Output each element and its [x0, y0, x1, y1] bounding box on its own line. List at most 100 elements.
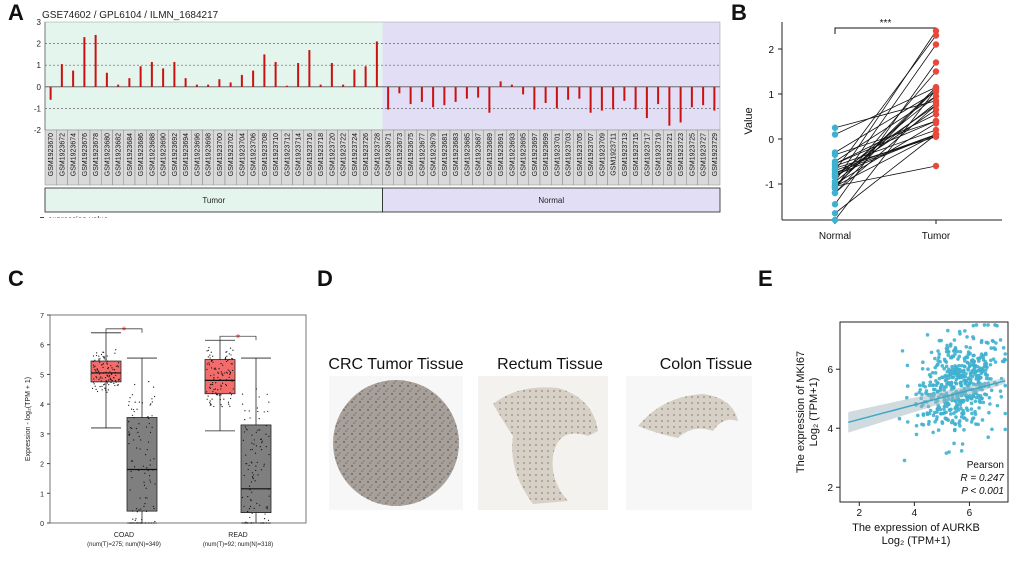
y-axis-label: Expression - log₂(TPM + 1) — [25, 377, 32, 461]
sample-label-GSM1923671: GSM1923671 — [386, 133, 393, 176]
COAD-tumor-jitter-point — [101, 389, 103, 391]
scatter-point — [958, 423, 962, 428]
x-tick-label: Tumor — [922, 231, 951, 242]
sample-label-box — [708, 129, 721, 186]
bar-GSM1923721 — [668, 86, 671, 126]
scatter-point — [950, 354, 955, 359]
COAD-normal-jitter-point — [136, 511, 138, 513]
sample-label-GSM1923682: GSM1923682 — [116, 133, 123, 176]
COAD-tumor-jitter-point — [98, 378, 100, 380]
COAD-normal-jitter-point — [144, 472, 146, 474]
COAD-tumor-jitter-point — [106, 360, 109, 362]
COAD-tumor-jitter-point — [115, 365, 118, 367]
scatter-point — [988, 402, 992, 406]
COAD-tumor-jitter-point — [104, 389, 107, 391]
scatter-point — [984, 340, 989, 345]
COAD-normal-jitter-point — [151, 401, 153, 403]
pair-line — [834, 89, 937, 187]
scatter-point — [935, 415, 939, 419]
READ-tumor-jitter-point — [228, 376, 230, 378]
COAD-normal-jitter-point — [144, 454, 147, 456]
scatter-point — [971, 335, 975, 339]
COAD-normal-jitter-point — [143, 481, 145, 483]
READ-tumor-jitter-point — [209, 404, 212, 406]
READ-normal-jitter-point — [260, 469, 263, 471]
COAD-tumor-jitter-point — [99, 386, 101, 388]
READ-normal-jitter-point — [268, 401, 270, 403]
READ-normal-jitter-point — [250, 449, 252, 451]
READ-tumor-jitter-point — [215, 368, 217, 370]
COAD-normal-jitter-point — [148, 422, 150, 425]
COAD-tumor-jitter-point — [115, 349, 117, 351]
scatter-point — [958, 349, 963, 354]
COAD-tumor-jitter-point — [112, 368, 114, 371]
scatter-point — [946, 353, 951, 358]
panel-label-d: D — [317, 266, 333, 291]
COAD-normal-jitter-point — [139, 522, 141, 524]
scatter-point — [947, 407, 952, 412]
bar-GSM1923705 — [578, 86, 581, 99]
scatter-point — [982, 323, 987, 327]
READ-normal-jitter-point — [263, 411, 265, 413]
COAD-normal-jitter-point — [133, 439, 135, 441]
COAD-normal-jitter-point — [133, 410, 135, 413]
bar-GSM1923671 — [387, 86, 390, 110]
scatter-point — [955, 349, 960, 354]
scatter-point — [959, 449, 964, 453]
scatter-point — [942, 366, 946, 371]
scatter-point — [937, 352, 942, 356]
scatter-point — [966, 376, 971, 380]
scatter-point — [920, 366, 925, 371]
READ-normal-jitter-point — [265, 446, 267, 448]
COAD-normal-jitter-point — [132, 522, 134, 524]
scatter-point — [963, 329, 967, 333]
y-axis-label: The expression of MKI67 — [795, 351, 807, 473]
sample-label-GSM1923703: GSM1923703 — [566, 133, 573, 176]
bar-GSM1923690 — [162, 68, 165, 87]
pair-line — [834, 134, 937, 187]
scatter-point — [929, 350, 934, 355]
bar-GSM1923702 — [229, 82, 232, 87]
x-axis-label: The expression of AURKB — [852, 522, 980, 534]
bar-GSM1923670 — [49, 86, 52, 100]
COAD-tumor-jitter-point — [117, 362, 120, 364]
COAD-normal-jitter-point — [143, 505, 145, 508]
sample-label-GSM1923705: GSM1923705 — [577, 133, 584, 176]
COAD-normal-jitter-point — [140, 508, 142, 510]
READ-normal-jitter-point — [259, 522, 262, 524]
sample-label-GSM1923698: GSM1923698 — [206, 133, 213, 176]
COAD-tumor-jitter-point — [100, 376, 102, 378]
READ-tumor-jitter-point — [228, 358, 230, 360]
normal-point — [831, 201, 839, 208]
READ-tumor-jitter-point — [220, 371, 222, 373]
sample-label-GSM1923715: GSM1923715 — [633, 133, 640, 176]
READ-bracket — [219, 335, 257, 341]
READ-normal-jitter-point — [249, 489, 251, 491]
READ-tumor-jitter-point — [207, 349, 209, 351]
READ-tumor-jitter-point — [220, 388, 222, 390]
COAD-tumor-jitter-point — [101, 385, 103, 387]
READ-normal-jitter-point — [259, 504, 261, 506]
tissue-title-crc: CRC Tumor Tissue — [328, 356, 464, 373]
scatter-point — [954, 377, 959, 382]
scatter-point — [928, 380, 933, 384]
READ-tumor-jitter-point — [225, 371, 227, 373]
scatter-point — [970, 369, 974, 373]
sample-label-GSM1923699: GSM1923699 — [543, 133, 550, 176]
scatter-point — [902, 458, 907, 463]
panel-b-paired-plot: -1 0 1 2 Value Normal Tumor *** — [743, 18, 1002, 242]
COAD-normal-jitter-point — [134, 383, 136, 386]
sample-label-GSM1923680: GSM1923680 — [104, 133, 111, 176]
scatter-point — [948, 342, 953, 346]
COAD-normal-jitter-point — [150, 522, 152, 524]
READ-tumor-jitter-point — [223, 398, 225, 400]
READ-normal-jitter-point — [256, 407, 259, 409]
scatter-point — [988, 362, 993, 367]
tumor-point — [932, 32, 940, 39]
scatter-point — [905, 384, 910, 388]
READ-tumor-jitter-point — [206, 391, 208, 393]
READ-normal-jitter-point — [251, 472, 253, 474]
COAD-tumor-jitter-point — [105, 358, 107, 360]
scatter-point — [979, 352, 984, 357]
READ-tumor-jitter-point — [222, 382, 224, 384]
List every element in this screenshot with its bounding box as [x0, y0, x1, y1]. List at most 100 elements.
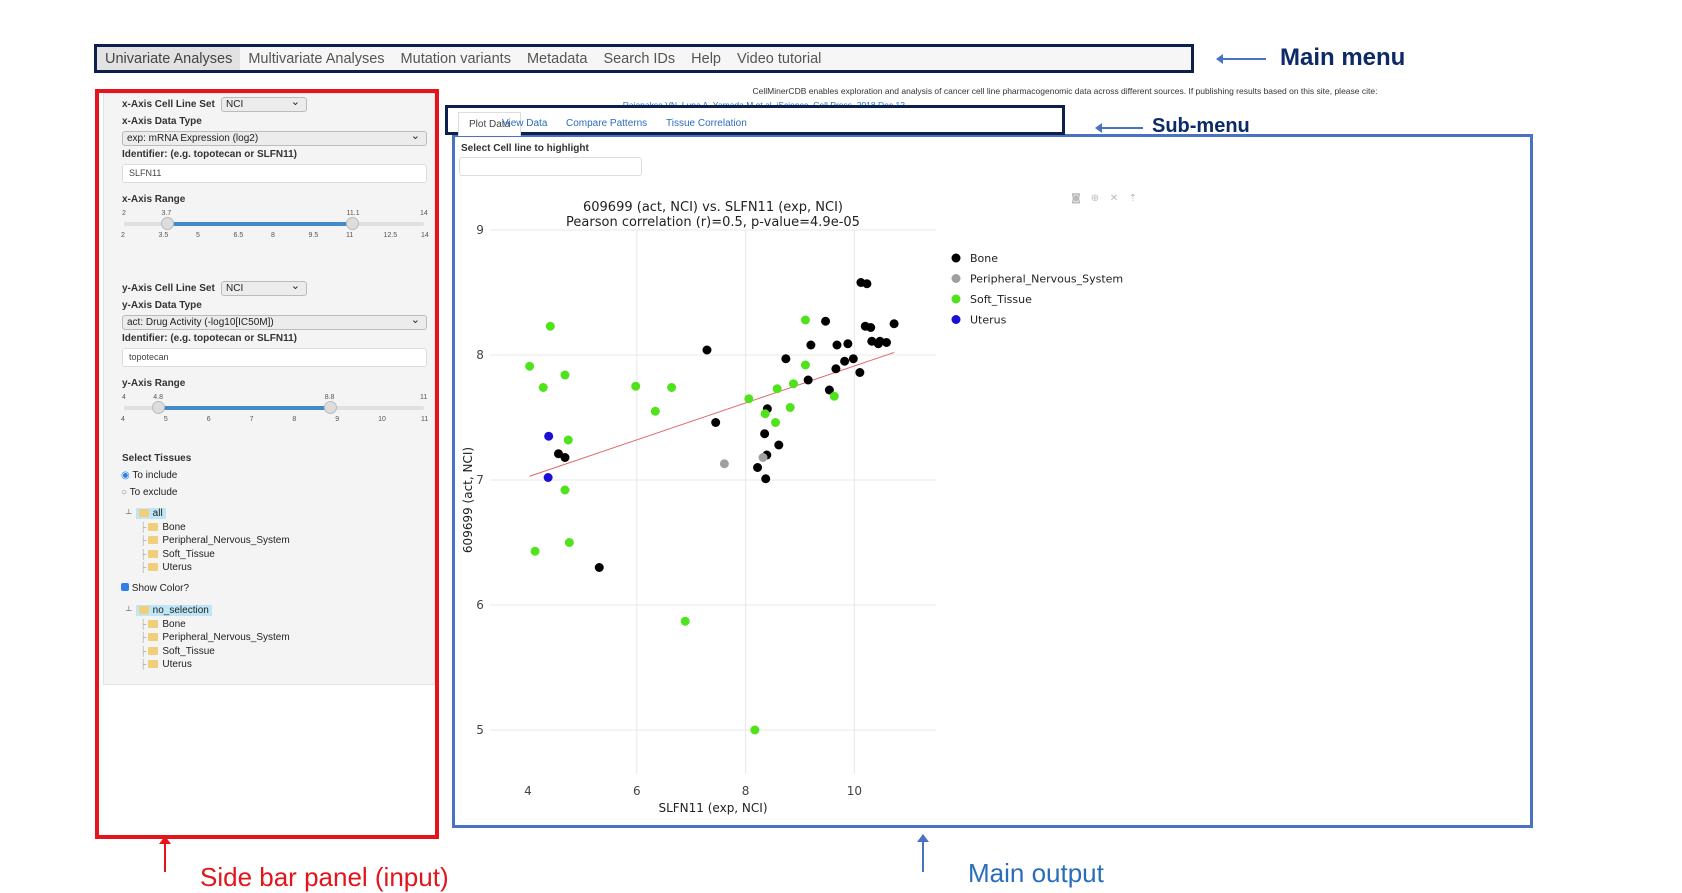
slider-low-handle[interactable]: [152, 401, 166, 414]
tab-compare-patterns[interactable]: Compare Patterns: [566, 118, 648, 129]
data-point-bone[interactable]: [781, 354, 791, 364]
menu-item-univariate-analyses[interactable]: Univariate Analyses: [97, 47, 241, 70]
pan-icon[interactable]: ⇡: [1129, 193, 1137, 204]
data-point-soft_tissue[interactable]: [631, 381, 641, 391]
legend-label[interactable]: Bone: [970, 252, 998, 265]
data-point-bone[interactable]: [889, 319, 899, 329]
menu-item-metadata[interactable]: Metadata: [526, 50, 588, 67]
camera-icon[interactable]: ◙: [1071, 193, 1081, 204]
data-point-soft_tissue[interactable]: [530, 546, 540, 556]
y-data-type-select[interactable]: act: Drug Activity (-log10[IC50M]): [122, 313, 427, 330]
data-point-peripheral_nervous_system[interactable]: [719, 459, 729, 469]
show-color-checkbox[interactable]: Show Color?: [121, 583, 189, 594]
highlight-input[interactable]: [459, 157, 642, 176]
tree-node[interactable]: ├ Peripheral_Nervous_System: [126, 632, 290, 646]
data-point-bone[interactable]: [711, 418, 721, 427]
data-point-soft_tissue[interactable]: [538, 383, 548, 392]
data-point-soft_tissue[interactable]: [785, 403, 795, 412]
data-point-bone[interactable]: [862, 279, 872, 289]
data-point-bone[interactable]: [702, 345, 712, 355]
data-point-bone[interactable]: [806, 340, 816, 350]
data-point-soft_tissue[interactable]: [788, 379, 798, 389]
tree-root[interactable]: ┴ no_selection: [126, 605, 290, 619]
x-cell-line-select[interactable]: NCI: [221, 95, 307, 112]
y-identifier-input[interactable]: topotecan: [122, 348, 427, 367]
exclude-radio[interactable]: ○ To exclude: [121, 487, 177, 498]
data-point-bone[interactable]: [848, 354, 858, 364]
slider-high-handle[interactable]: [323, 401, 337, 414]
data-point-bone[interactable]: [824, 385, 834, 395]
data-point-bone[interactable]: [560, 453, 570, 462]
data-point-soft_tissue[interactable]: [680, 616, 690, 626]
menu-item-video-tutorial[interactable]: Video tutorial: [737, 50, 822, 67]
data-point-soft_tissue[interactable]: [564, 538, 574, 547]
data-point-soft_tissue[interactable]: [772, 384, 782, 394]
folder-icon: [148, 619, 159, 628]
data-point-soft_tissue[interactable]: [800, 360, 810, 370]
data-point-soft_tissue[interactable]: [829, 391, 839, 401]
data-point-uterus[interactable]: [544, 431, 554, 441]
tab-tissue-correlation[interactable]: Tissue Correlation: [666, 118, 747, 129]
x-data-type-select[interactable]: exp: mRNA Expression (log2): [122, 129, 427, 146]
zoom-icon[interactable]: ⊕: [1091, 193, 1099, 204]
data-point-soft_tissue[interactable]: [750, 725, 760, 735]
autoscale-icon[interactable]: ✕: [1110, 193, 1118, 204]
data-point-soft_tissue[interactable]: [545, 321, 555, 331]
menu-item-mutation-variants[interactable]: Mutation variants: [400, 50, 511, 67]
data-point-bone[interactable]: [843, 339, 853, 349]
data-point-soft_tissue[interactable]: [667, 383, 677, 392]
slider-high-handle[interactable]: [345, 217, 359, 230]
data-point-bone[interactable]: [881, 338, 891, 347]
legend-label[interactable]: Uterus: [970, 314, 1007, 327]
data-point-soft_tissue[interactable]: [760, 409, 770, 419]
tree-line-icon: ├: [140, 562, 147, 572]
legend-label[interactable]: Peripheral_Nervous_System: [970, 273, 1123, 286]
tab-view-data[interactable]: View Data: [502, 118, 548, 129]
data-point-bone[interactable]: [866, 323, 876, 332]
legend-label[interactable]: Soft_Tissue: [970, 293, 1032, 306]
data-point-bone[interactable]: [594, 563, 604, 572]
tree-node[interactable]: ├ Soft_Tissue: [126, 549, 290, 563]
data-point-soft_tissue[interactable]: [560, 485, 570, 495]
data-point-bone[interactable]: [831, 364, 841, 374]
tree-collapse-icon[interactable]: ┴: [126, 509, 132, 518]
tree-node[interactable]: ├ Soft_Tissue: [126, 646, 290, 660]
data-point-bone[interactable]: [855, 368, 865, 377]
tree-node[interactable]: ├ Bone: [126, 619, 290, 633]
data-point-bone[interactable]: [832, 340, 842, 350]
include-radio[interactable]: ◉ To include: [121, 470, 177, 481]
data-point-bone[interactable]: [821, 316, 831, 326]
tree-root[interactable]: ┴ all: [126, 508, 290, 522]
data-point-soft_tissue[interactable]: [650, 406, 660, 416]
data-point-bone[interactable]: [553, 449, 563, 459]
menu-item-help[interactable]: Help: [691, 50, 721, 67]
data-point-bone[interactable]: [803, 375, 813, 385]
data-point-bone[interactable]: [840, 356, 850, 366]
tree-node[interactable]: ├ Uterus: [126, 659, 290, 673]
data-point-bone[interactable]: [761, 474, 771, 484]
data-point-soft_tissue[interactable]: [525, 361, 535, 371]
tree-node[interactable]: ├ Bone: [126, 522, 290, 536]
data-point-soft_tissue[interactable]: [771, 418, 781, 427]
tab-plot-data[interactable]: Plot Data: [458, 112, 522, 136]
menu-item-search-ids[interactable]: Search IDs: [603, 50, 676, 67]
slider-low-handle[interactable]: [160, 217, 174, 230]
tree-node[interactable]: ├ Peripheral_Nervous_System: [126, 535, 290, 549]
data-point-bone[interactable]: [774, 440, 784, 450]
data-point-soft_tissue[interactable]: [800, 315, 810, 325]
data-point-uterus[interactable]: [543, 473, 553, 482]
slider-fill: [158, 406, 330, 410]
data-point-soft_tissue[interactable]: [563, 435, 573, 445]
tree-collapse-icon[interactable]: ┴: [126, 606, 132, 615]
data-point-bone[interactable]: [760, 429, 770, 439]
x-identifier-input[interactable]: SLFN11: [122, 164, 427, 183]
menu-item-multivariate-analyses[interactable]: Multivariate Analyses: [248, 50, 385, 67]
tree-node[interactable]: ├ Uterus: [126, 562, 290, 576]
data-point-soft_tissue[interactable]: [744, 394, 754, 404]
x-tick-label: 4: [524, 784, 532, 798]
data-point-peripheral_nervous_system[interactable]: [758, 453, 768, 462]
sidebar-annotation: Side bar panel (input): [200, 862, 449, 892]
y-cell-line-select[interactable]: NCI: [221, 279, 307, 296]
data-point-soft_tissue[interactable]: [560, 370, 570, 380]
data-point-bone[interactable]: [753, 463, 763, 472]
-=-=-=-=-
■ **REQUIRED ACTION**
Each line above that has the word "sample" should be copied.

■ **YOUR RESPONSE**
sample-label-GSM1923671: GSM1923671 — [386, 133, 393, 176]
sample-label-box — [708, 129, 721, 186]
sample-label-GSM1923682: GSM1923682 — [116, 133, 123, 176]
sample-label-GSM1923703: GSM1923703 — [566, 133, 573, 176]
sample-label-GSM1923705: GSM1923705 — [577, 133, 584, 176]
sample-label-GSM1923698: GSM1923698 — [206, 133, 213, 176]
sample-label-GSM1923715: GSM1923715 — [633, 133, 640, 176]
sample-label-GSM1923699: GSM1923699 — [543, 133, 550, 176]
sample-label-GSM1923680: GSM1923680 — [104, 133, 111, 176]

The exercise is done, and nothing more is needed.